[BEGIN Stored rows]

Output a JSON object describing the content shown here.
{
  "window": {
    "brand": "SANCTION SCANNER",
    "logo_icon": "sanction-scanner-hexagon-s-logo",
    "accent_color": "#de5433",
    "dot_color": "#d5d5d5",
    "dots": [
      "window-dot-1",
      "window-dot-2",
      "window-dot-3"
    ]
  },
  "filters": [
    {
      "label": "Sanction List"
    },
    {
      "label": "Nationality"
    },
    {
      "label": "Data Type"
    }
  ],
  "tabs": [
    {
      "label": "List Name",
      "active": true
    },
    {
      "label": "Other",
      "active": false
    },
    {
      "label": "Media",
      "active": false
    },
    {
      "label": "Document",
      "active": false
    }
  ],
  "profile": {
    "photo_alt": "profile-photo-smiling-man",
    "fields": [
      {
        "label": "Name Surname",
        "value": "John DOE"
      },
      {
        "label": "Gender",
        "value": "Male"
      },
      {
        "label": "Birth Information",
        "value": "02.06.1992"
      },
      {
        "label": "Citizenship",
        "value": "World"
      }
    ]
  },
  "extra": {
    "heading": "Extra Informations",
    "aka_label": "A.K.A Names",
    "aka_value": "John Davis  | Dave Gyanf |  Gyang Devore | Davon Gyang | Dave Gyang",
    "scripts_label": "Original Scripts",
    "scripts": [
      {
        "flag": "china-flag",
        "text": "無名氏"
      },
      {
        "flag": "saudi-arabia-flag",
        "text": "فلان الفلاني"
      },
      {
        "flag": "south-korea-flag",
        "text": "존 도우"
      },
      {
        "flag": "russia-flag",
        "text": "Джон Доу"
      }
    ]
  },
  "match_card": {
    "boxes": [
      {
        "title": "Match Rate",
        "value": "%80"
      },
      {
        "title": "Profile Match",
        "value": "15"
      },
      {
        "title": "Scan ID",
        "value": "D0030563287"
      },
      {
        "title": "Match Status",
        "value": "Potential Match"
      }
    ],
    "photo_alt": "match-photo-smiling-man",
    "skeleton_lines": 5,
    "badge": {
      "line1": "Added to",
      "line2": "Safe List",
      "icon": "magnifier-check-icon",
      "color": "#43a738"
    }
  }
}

[END Stored rows]

Exercise requirements
Using the records given above, list every line that includes the word "title".

The reply
        "title": "Match Rate",
        "title": "Profile Match",
        "title": "Scan ID",
        "title": "Match Status",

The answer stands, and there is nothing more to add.